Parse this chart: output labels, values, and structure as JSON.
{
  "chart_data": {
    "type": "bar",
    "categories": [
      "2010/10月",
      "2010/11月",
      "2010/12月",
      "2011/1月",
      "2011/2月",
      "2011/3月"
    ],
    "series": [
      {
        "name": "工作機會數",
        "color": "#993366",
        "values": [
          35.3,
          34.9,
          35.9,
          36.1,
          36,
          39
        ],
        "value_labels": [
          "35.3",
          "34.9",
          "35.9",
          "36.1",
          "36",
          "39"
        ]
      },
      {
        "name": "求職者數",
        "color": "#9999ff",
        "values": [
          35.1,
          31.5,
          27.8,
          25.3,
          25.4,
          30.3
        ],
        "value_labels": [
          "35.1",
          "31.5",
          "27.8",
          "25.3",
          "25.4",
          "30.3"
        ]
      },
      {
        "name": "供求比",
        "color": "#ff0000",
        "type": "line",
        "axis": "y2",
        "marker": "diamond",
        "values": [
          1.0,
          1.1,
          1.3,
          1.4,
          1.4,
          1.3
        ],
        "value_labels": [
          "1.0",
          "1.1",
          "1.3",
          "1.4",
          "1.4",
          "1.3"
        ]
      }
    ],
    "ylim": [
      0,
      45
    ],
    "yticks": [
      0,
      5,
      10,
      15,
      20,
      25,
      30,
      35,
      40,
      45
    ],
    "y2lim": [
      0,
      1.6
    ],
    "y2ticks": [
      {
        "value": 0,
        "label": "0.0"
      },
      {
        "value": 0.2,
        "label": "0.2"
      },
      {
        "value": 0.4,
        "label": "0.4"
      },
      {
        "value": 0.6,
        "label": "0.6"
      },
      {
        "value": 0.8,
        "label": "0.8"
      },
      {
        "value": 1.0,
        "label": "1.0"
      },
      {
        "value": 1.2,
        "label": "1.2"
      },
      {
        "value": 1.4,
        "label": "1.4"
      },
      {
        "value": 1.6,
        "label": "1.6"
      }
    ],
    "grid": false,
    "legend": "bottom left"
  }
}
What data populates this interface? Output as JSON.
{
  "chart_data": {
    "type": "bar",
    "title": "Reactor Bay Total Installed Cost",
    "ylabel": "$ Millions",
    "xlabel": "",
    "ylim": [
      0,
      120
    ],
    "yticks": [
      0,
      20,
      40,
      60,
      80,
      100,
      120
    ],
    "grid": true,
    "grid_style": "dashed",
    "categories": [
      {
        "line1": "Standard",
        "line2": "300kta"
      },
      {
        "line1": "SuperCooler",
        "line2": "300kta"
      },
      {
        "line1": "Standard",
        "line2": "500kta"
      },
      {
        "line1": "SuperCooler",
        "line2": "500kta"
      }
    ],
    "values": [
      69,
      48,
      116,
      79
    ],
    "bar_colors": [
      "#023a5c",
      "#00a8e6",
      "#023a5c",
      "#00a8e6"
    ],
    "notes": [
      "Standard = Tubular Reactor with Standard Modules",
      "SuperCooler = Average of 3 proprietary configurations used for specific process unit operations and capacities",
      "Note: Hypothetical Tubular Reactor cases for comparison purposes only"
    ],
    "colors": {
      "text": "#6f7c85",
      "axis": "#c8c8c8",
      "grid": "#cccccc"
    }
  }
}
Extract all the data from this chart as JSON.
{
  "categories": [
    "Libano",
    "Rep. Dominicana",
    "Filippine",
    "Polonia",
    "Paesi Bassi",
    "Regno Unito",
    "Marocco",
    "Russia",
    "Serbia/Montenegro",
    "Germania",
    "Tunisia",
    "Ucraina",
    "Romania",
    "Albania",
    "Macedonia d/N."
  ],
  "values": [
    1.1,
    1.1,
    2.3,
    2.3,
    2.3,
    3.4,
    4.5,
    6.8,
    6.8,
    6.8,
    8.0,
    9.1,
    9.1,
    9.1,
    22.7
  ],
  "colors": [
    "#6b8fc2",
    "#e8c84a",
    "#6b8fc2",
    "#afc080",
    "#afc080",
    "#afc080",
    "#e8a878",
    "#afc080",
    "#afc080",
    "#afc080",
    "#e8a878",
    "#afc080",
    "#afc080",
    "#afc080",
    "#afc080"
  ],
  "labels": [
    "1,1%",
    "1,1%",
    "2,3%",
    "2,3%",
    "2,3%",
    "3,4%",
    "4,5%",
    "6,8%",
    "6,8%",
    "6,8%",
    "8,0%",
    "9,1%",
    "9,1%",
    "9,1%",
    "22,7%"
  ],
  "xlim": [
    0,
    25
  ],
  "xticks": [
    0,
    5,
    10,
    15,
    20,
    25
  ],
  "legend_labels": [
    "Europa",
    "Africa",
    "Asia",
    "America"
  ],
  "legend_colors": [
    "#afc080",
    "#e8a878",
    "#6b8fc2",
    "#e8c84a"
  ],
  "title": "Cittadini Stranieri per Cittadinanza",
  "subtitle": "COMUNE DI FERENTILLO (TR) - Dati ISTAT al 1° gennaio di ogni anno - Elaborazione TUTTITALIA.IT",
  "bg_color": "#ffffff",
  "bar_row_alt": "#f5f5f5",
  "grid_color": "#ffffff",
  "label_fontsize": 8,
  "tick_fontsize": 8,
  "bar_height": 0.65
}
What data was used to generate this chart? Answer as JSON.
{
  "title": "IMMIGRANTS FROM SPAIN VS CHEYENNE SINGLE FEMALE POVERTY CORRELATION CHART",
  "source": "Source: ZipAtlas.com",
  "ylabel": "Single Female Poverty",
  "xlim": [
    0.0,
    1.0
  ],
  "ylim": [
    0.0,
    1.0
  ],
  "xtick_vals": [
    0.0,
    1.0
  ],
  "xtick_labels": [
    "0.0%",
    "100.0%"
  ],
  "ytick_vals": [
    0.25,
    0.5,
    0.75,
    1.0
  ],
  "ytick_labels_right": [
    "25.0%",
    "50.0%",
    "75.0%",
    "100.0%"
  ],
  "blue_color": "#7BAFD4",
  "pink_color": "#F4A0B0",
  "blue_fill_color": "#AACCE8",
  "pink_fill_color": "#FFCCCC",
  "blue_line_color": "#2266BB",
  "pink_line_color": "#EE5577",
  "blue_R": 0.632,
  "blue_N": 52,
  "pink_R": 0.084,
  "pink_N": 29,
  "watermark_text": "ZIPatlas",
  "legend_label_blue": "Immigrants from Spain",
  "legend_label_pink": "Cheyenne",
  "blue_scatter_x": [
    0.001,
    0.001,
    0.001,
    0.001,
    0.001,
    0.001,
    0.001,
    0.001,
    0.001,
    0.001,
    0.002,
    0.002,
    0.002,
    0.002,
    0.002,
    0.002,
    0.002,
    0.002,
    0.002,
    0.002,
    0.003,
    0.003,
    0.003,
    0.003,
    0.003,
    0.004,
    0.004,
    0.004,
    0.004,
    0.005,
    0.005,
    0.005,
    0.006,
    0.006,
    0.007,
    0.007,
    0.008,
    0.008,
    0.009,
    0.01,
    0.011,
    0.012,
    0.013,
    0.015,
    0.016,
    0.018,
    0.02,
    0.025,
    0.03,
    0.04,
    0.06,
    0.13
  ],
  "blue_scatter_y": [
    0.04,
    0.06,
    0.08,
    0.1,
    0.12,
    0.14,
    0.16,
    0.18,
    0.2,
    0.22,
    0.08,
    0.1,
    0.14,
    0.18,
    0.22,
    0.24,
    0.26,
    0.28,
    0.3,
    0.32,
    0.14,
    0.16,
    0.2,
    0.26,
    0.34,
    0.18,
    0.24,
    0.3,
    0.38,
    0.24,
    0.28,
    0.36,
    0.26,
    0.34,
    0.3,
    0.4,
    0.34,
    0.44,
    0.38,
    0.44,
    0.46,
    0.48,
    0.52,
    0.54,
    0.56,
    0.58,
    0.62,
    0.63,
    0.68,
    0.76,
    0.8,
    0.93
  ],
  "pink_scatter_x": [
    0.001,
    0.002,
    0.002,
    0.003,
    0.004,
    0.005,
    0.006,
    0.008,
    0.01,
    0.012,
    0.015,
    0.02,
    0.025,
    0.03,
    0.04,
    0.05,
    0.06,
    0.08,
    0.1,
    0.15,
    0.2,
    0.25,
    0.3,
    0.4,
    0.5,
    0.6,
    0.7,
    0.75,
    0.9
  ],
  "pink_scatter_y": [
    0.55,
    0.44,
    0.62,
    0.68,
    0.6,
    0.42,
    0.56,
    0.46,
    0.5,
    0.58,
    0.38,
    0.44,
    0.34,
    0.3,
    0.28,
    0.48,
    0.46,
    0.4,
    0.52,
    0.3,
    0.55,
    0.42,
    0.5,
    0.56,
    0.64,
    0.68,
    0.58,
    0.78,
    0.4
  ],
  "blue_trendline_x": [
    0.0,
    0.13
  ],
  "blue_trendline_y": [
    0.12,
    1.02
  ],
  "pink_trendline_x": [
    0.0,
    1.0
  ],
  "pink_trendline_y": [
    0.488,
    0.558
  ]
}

--------

Filter for "ylabel". Return all lines that hold it.

    "ylabel": "$ Millions",
  "ylabel": "Single Female Poverty",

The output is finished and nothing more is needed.